### GOAL
Copy, in full, each line of the material that holds the word "Congrès".
-- Start EXERCISE MATERIAL --
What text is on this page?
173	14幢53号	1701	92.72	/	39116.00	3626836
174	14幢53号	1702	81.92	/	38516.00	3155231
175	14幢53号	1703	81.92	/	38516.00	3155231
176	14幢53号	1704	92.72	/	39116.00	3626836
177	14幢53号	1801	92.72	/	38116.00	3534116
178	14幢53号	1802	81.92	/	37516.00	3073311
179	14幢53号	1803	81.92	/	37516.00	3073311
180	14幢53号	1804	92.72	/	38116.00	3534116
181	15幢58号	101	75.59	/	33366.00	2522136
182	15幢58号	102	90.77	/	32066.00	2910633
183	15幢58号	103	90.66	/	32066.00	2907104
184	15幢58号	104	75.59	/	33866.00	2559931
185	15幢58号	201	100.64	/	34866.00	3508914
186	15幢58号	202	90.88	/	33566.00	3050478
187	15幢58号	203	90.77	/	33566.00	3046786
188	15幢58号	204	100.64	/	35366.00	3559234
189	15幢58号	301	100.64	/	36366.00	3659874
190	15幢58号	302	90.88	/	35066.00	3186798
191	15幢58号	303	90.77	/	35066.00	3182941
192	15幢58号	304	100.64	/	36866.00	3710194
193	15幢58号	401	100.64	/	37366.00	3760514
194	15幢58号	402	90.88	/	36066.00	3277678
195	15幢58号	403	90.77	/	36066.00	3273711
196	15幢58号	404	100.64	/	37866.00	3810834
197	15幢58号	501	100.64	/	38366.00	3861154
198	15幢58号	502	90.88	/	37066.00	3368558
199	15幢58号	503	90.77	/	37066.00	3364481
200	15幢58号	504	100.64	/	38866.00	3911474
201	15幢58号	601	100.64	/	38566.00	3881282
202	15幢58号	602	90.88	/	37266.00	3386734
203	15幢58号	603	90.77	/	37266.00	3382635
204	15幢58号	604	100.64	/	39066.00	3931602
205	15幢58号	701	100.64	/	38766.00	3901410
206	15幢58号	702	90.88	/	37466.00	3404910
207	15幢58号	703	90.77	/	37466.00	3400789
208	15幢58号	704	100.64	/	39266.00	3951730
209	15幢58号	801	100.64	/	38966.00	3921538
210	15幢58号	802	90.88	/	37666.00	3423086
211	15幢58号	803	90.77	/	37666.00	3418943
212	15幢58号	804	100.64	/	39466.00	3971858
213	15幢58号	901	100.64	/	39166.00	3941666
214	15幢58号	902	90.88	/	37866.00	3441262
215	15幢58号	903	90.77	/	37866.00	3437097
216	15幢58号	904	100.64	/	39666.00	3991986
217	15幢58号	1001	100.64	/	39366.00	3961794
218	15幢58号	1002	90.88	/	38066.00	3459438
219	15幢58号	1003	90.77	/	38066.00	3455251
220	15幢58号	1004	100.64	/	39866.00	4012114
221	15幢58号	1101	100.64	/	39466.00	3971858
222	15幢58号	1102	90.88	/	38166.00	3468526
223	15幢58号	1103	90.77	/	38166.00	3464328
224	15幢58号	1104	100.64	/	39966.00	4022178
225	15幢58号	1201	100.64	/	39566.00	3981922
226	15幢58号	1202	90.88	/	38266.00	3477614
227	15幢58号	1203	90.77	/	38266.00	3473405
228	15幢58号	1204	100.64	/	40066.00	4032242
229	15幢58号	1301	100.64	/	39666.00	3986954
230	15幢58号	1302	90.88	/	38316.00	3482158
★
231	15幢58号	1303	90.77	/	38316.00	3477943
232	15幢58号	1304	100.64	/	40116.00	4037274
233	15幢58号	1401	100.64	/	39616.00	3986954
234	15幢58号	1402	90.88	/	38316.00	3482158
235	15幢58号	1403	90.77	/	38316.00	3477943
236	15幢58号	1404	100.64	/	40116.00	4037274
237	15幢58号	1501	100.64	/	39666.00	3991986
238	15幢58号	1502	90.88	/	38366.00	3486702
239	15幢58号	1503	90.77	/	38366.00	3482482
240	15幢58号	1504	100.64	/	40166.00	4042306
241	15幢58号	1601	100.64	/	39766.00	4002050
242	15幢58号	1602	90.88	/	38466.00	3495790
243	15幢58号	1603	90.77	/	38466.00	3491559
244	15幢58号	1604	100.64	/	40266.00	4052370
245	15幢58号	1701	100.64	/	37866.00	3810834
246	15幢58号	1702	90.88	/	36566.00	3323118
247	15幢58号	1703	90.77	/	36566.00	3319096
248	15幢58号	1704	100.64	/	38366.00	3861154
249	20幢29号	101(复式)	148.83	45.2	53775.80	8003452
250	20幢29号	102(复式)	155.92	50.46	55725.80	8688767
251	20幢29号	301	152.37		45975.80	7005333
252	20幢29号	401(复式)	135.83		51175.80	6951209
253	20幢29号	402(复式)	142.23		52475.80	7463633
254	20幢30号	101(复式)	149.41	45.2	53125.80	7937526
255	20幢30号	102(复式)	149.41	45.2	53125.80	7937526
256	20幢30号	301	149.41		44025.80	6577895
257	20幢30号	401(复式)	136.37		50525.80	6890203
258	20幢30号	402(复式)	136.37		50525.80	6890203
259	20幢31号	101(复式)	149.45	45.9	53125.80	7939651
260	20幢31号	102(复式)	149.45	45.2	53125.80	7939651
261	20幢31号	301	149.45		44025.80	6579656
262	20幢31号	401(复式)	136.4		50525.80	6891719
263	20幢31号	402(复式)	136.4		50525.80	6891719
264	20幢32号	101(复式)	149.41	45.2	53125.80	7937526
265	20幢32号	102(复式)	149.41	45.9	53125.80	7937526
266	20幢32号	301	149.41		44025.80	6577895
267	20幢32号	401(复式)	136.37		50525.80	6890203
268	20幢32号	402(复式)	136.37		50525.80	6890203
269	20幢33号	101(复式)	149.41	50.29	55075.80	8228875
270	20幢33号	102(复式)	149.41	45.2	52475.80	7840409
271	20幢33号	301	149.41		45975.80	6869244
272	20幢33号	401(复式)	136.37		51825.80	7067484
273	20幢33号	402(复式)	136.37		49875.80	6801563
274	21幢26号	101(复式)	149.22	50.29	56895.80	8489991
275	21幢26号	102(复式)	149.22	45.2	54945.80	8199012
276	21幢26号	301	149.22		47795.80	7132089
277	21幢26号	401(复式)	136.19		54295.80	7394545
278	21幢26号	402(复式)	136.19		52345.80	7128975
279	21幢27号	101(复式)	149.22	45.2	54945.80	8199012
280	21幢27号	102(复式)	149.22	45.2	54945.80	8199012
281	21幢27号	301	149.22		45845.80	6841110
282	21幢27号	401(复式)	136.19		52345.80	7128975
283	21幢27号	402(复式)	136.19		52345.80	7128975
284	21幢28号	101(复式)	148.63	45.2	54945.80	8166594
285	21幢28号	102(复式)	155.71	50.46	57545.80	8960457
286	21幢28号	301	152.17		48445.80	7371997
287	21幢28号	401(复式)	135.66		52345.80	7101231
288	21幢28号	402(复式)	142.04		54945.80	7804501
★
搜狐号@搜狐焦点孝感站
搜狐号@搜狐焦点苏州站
-- End EXERCISE MATERIAL --
-- Start EXERCISE MATERIAL --
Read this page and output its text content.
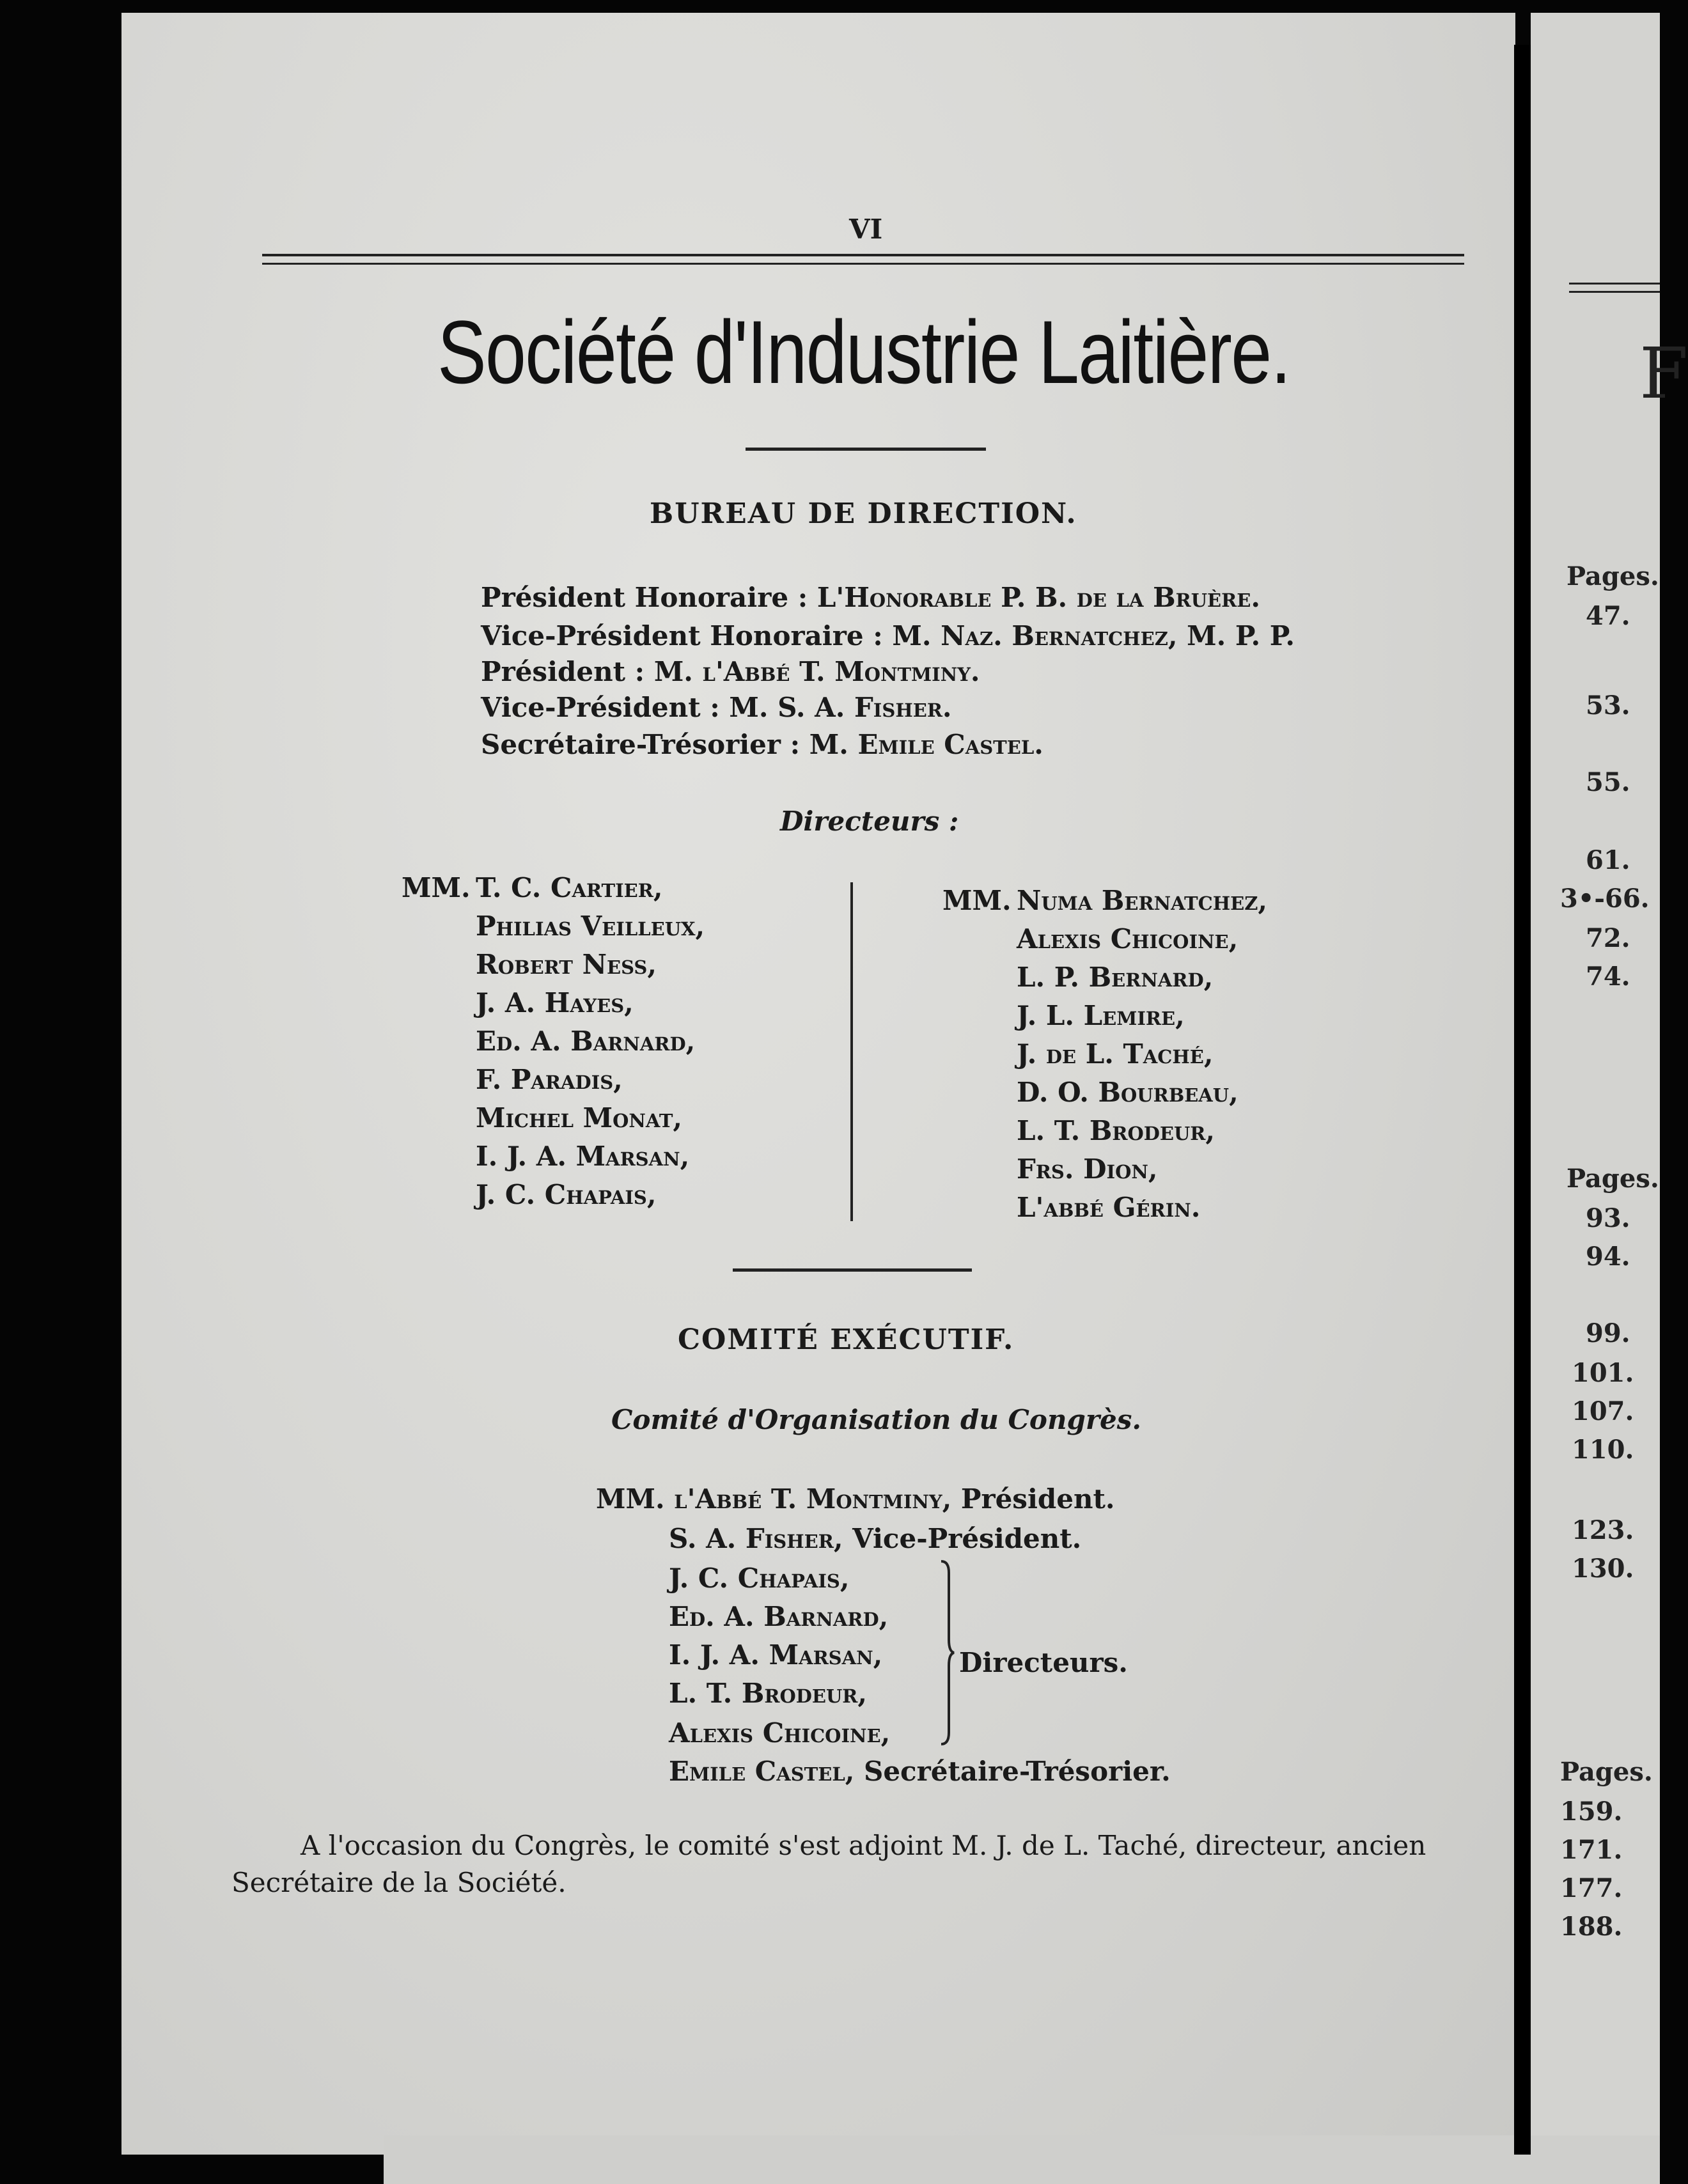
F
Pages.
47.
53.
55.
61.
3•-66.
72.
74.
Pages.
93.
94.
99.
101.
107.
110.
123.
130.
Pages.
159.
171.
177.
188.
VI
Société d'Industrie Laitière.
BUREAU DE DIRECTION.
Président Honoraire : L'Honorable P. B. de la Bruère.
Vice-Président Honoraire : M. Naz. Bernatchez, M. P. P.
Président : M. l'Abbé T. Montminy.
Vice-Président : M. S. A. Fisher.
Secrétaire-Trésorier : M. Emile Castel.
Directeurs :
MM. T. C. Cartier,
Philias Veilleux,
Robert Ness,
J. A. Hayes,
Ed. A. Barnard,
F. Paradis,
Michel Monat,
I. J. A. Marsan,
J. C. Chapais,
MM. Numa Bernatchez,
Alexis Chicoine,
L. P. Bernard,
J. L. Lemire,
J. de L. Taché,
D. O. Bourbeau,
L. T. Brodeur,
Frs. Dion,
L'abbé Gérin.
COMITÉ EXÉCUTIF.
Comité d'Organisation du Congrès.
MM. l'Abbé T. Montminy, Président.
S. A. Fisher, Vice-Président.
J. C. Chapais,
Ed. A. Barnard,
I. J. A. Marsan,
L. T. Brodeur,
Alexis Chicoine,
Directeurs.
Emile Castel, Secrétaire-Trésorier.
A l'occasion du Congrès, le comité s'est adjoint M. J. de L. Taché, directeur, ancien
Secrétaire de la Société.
-- End EXERCISE MATERIAL --
-- Start EXERCISE MATERIAL --
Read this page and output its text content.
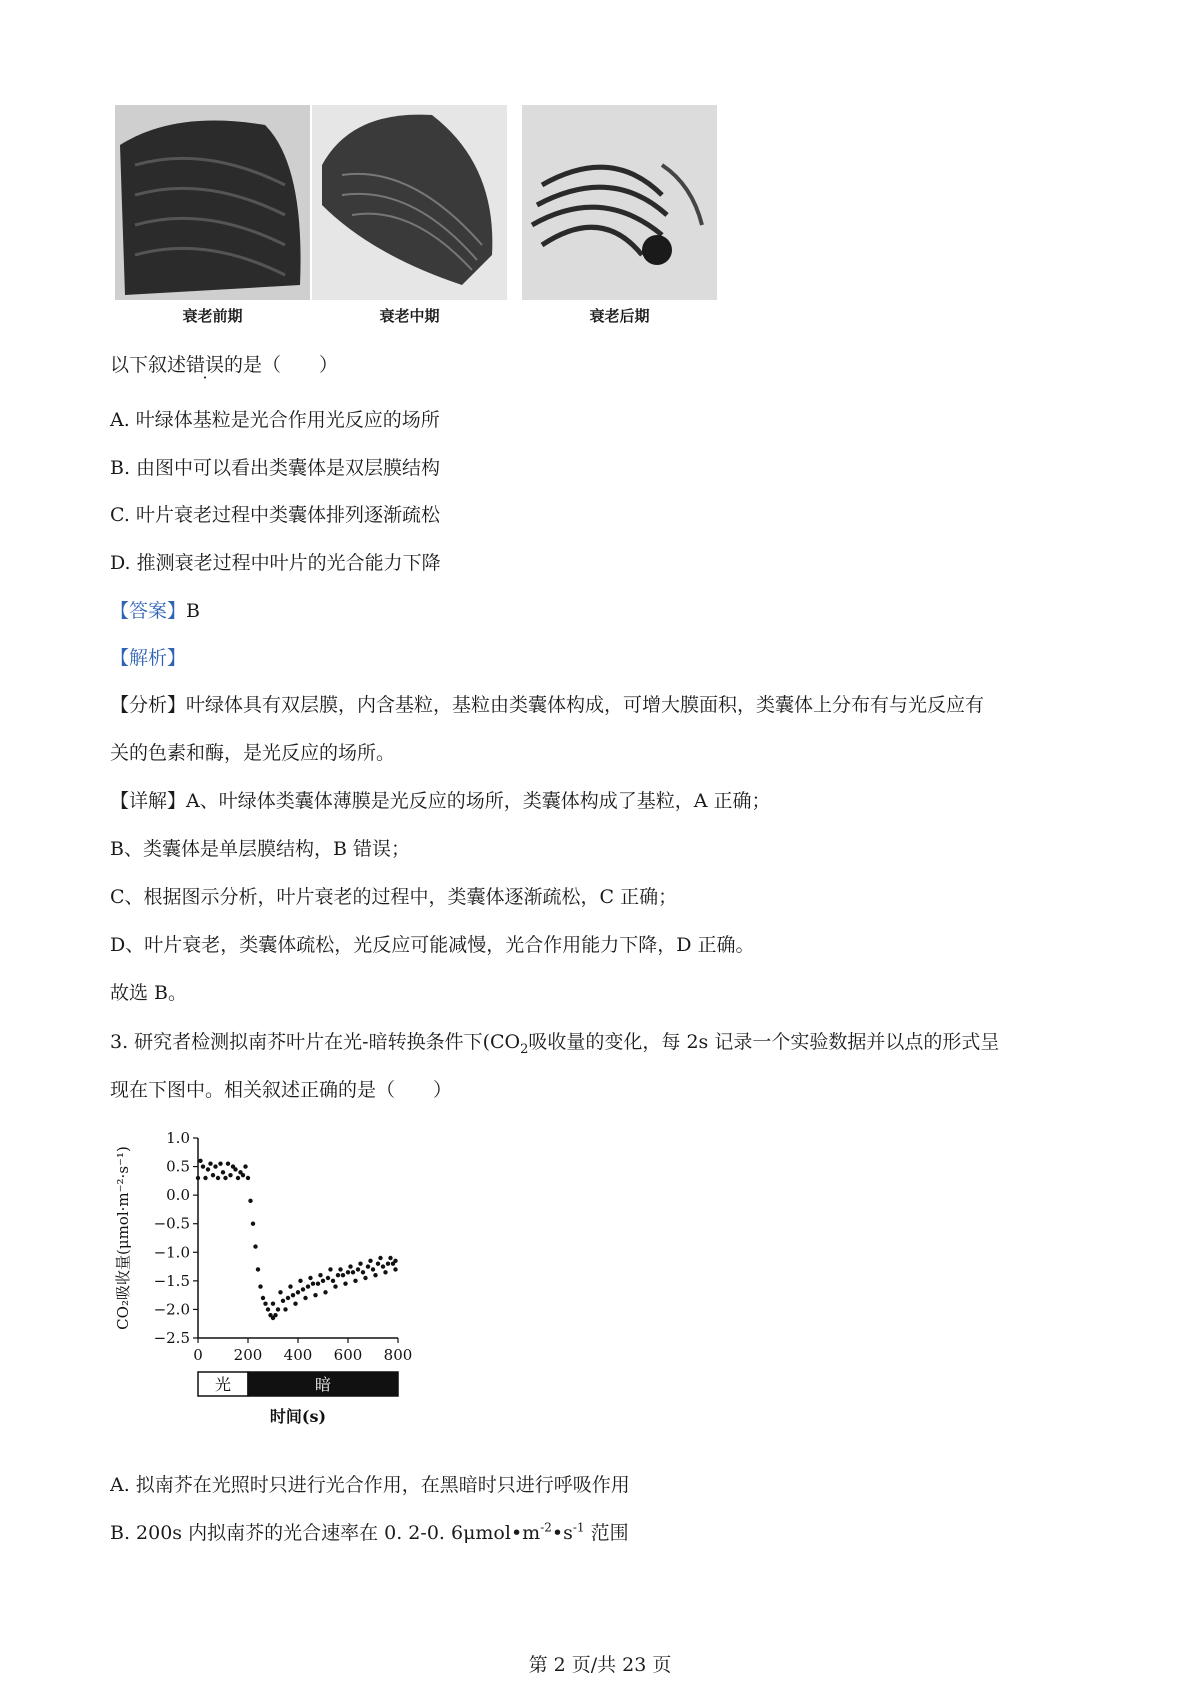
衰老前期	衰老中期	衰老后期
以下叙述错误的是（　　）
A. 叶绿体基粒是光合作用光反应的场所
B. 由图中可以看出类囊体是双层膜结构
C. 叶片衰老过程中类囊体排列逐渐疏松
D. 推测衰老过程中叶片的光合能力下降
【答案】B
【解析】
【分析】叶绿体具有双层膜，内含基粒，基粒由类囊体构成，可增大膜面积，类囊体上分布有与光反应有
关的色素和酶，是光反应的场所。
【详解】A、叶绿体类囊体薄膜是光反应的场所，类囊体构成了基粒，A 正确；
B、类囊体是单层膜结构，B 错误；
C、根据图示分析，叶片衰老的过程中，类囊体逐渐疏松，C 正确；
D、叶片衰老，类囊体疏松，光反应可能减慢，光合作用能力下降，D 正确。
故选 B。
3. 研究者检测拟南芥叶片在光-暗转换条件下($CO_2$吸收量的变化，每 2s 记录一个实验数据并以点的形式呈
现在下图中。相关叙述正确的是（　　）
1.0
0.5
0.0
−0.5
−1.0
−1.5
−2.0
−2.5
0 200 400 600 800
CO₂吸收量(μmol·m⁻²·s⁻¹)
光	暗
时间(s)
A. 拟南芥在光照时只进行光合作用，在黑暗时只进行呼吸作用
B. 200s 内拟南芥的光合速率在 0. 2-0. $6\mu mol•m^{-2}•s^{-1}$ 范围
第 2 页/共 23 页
-- End EXERCISE MATERIAL --
### EXERCISE OUTPUT
Comité d'Organisation du Congrès.
A l'occasion du Congrès, le comité s'est adjoint M. J. de L. Taché, directeur, ancien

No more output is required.